* WHAT THE TASK REQUIRES *
Make an exact copy of all the data.

* SUPPLIED RECORDS *
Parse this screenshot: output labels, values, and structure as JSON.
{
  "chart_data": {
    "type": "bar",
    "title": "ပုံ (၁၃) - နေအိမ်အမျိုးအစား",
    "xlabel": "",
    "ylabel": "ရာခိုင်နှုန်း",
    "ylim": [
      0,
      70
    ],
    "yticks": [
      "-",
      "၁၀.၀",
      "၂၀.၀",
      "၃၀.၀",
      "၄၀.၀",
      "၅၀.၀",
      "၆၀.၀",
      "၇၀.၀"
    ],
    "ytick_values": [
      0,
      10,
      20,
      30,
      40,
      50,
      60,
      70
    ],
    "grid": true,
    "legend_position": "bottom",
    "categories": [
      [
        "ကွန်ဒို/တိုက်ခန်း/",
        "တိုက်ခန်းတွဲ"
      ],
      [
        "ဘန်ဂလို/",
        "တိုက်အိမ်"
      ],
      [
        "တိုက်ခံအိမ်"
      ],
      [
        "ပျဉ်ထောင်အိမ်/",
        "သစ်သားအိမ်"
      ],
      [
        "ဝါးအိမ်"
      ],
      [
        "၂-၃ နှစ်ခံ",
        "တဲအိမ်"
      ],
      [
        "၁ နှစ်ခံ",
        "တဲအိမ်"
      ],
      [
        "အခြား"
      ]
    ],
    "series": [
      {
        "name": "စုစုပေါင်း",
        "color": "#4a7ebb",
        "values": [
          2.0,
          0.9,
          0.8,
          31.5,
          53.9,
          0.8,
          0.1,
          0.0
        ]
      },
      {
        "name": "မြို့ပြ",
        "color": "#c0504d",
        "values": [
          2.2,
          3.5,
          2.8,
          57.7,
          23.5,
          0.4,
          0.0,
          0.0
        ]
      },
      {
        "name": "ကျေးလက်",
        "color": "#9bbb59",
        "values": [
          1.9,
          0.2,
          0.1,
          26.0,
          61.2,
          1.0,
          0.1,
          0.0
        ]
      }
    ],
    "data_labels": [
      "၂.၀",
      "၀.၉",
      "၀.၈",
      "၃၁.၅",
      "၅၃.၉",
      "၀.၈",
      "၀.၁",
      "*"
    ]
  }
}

* ANSWER IN FULL *
Parse this screenshot: output labels, values, and structure as JSON.
{
  "chart_data": {
    "type": "bar",
    "title": "ပုံ (၁၃) - နေအိမ်အမျိုးအစား",
    "xlabel": "",
    "ylabel": "ရာခိုင်နှုန်း",
    "ylim": [
      0,
      70
    ],
    "yticks": [
      "-",
      "၁၀.၀",
      "၂၀.၀",
      "၃၀.၀",
      "၄၀.၀",
      "၅၀.၀",
      "၆၀.၀",
      "၇၀.၀"
    ],
    "ytick_values": [
      0,
      10,
      20,
      30,
      40,
      50,
      60,
      70
    ],
    "grid": true,
    "legend_position": "bottom",
    "categories": [
      [
        "ကွန်ဒို/တိုက်ခန်း/",
        "တိုက်ခန်းတွဲ"
      ],
      [
        "ဘန်ဂလို/",
        "တိုက်အိမ်"
      ],
      [
        "တိုက်ခံအိမ်"
      ],
      [
        "ပျဉ်ထောင်အိမ်/",
        "သစ်သားအိမ်"
      ],
      [
        "ဝါးအိမ်"
      ],
      [
        "၂-၃ နှစ်ခံ",
        "တဲအိမ်"
      ],
      [
        "၁ နှစ်ခံ",
        "တဲအိမ်"
      ],
      [
        "အခြား"
      ]
    ],
    "series": [
      {
        "name": "စုစုပေါင်း",
        "color": "#4a7ebb",
        "values": [
          2.0,
          0.9,
          0.8,
          31.5,
          53.9,
          0.8,
          0.1,
          0.0
        ]
      },
      {
        "name": "မြို့ပြ",
        "color": "#c0504d",
        "values": [
          2.2,
          3.5,
          2.8,
          57.7,
          23.5,
          0.4,
          0.0,
          0.0
        ]
      },
      {
        "name": "ကျေးလက်",
        "color": "#9bbb59",
        "values": [
          1.9,
          0.2,
          0.1,
          26.0,
          61.2,
          1.0,
          0.1,
          0.0
        ]
      }
    ],
    "data_labels": [
      "၂.၀",
      "၀.၉",
      "၀.၈",
      "၃၁.၅",
      "၅၃.၉",
      "၀.၈",
      "၀.၁",
      "*"
    ]
  }
}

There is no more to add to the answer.